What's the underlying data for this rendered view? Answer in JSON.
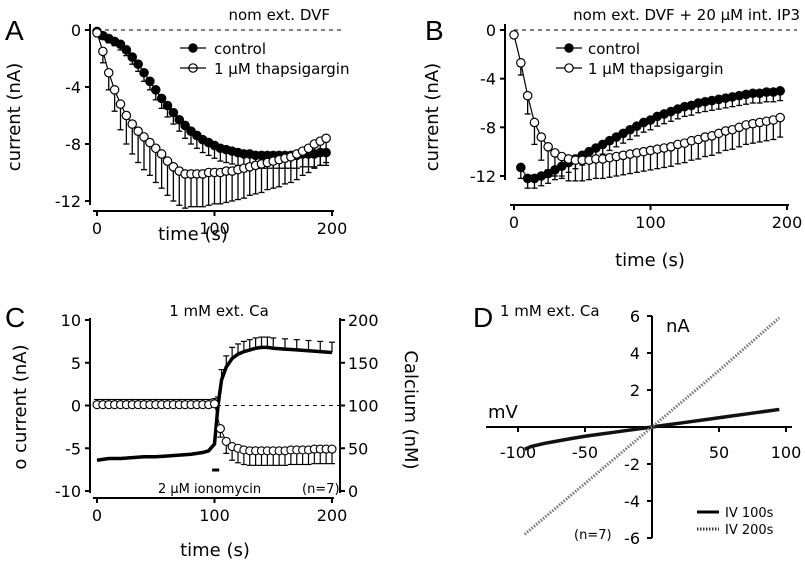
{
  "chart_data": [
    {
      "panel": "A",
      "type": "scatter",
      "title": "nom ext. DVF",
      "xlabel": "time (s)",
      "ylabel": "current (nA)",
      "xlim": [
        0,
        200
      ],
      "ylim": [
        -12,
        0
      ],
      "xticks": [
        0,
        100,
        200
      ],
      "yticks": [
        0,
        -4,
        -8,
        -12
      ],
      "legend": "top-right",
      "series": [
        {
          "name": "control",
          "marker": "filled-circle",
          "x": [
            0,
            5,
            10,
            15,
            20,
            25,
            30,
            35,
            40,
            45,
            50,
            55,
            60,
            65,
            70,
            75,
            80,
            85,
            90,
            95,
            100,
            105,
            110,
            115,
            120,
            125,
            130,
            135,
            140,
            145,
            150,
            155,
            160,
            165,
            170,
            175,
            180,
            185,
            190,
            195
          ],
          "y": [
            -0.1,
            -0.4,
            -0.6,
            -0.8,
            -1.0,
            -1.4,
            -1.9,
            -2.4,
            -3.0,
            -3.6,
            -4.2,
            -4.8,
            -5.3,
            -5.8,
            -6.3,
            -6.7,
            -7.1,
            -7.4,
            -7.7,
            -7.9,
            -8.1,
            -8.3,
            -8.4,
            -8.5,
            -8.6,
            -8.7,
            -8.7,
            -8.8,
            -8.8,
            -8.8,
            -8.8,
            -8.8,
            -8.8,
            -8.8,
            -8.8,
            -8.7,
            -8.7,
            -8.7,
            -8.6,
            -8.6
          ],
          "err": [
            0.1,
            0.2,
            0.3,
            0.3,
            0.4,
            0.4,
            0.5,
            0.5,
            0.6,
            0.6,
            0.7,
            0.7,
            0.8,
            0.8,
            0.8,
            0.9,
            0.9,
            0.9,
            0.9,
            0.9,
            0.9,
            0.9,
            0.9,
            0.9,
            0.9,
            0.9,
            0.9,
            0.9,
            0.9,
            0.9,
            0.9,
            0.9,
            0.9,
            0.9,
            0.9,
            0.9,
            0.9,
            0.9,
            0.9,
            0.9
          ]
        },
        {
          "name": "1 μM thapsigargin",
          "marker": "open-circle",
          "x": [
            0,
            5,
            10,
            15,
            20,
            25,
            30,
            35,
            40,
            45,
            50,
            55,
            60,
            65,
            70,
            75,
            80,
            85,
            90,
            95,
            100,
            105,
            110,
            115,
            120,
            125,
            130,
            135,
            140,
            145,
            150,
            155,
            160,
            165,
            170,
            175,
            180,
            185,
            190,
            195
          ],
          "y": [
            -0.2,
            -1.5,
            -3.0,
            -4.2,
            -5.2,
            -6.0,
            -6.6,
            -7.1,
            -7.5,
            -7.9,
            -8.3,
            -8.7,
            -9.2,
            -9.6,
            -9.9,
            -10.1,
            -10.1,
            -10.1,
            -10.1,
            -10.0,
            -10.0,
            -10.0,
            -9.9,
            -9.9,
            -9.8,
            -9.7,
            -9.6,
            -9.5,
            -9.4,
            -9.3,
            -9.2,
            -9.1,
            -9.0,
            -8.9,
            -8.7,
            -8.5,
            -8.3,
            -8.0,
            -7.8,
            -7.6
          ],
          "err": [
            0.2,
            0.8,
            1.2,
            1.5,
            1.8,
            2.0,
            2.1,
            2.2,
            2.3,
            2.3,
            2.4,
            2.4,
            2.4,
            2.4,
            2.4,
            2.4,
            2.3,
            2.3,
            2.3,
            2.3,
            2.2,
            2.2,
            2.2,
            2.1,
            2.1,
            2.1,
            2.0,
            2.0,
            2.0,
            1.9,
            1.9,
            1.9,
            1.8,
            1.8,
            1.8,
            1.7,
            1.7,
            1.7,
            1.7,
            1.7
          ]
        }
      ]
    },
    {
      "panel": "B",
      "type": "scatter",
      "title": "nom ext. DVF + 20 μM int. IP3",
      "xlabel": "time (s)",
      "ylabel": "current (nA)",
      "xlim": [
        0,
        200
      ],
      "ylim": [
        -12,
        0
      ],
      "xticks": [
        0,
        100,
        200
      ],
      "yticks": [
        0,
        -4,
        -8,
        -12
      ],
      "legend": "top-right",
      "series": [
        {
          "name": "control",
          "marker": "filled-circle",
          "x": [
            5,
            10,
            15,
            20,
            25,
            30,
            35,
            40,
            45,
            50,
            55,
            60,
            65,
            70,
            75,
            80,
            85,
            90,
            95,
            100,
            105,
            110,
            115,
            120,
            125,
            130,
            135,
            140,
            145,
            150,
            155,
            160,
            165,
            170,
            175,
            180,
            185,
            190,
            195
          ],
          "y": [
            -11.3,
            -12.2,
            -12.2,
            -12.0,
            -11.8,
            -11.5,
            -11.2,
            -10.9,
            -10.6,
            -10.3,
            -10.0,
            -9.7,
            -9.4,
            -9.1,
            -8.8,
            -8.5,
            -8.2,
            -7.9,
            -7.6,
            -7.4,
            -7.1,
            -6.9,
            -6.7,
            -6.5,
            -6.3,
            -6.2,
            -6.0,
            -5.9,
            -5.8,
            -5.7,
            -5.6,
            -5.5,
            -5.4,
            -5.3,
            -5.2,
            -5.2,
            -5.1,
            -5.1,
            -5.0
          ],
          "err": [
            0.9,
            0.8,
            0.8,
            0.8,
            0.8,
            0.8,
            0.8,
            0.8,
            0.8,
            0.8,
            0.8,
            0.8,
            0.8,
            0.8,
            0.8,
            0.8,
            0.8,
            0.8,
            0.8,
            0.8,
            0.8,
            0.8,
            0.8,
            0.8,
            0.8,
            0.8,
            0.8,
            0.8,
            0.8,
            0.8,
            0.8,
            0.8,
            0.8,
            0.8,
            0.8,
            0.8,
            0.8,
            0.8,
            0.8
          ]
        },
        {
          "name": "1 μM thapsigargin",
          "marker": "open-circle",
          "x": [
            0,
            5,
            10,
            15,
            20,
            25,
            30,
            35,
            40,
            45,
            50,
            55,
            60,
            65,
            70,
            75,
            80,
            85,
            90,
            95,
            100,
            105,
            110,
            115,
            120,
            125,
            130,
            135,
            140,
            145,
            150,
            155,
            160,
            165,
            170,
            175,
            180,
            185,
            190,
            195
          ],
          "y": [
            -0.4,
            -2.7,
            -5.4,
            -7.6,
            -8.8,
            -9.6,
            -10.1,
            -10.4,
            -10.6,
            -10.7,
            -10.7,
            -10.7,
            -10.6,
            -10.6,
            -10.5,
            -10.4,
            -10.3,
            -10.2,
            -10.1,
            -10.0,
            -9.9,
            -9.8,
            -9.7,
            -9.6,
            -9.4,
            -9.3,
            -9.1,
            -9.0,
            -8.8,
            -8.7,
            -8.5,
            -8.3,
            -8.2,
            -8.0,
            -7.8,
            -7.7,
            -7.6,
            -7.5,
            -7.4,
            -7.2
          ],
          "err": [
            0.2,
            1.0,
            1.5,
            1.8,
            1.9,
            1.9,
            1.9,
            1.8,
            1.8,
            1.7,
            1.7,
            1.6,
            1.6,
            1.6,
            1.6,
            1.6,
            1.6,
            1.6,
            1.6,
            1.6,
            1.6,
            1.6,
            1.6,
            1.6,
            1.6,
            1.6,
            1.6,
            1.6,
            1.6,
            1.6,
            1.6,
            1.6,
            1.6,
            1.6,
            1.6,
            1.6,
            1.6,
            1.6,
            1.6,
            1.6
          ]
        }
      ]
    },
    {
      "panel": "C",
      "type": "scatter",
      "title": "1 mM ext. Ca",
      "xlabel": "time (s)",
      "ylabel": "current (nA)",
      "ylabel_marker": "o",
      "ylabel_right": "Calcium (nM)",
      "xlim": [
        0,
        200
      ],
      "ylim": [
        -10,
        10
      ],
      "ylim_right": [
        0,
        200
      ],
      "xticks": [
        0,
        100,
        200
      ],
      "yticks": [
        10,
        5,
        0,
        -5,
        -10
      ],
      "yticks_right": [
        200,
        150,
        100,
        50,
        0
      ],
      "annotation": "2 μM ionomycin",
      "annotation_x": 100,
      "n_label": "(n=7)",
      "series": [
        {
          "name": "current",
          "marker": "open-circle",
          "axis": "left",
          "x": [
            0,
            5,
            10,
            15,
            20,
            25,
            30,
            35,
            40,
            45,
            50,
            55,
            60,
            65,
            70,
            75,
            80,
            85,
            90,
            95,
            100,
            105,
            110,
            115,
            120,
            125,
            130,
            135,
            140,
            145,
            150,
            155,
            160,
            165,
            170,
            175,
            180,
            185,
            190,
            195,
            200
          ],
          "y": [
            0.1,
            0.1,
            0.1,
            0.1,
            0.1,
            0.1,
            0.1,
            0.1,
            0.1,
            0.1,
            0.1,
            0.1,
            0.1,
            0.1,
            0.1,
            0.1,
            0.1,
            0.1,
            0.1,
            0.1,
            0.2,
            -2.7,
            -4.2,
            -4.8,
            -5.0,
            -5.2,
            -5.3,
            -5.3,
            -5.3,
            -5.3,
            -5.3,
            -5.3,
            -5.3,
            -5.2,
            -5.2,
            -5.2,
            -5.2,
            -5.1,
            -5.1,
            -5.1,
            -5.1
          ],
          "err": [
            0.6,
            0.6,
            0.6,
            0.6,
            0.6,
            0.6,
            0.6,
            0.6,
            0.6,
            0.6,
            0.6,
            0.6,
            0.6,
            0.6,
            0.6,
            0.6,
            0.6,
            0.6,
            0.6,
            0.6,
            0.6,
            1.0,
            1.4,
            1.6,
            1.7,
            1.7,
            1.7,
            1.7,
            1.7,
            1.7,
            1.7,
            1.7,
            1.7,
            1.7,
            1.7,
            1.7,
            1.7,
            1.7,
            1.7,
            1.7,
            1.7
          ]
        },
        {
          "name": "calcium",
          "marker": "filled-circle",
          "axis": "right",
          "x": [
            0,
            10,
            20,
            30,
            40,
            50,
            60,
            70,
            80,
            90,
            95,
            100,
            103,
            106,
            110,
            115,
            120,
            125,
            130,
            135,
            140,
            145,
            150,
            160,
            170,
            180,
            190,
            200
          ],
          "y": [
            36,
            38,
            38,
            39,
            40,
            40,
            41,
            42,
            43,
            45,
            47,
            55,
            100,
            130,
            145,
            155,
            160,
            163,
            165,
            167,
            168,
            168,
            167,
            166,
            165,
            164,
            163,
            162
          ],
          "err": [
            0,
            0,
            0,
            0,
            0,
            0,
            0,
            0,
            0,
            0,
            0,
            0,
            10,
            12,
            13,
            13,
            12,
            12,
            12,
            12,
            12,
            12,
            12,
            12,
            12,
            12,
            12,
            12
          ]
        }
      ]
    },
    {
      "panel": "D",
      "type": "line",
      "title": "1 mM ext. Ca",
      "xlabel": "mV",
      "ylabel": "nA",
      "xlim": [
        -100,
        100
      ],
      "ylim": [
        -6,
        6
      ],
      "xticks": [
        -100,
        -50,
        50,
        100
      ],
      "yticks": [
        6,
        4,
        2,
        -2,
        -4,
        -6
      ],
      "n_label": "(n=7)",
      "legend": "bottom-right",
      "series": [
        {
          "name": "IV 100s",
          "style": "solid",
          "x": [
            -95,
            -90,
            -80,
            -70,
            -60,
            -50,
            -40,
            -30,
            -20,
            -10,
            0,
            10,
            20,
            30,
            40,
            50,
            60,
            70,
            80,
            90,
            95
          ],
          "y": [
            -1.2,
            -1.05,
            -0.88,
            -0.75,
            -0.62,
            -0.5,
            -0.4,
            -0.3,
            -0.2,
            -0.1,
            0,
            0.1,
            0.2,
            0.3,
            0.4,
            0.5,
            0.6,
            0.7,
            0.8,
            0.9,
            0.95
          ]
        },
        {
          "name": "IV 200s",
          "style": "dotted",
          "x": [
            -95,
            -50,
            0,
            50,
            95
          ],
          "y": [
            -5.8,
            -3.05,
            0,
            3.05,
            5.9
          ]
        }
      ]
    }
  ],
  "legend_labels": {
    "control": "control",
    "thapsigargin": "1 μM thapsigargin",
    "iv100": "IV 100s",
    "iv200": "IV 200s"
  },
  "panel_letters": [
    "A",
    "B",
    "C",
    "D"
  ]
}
::::
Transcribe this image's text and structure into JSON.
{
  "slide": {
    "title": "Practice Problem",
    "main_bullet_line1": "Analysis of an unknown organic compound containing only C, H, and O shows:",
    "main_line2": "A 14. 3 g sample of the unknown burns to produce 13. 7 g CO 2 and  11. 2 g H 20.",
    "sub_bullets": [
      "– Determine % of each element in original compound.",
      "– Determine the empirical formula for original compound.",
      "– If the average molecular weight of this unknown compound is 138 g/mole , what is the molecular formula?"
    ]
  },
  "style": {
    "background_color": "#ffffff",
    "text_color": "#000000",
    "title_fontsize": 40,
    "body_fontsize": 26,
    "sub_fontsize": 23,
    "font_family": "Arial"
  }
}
::::
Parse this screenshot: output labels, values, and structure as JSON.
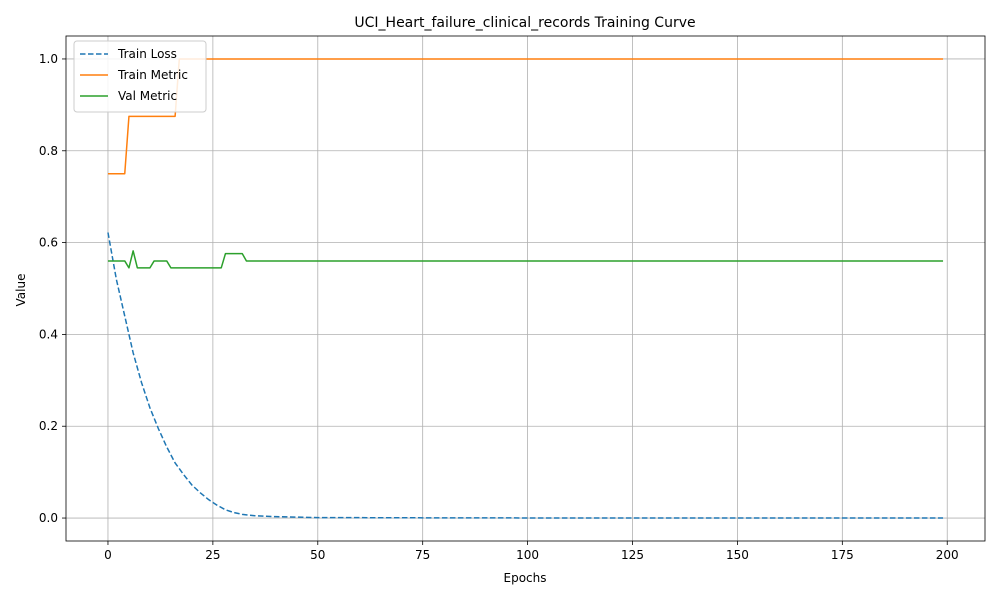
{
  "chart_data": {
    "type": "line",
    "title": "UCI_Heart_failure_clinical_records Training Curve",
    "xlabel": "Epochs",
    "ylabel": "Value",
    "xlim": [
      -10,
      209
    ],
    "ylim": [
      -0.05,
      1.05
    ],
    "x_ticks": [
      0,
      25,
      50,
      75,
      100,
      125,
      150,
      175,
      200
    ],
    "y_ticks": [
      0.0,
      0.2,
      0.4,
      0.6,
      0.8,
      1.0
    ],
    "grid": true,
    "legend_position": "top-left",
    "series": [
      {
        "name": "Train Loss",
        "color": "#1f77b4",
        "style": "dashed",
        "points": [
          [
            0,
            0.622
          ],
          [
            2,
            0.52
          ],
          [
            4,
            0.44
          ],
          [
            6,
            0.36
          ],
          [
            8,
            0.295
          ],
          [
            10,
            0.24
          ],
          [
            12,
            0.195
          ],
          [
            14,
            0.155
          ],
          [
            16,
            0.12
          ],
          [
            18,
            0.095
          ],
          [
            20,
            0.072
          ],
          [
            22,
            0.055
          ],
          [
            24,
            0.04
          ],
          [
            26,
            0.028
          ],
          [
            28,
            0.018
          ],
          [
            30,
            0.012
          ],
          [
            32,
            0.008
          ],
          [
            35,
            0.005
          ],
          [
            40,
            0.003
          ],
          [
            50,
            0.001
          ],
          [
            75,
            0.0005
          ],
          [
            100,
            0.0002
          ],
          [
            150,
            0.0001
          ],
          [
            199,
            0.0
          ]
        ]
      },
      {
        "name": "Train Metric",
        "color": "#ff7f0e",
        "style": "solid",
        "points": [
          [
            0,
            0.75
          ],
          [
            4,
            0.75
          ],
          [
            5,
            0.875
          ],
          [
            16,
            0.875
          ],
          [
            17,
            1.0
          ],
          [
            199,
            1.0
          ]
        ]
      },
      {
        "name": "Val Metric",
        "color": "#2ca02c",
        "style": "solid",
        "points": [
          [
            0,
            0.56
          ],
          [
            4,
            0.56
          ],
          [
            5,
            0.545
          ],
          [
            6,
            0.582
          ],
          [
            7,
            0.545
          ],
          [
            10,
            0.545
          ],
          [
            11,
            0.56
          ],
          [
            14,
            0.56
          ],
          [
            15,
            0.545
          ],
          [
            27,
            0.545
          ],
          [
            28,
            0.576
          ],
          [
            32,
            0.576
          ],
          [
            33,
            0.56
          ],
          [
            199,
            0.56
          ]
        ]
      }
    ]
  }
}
::::
= WORK TO COMPLETE =
Report how many lines contain "structure". Give nothing but the number.

= EXERCISE ANSWER =
2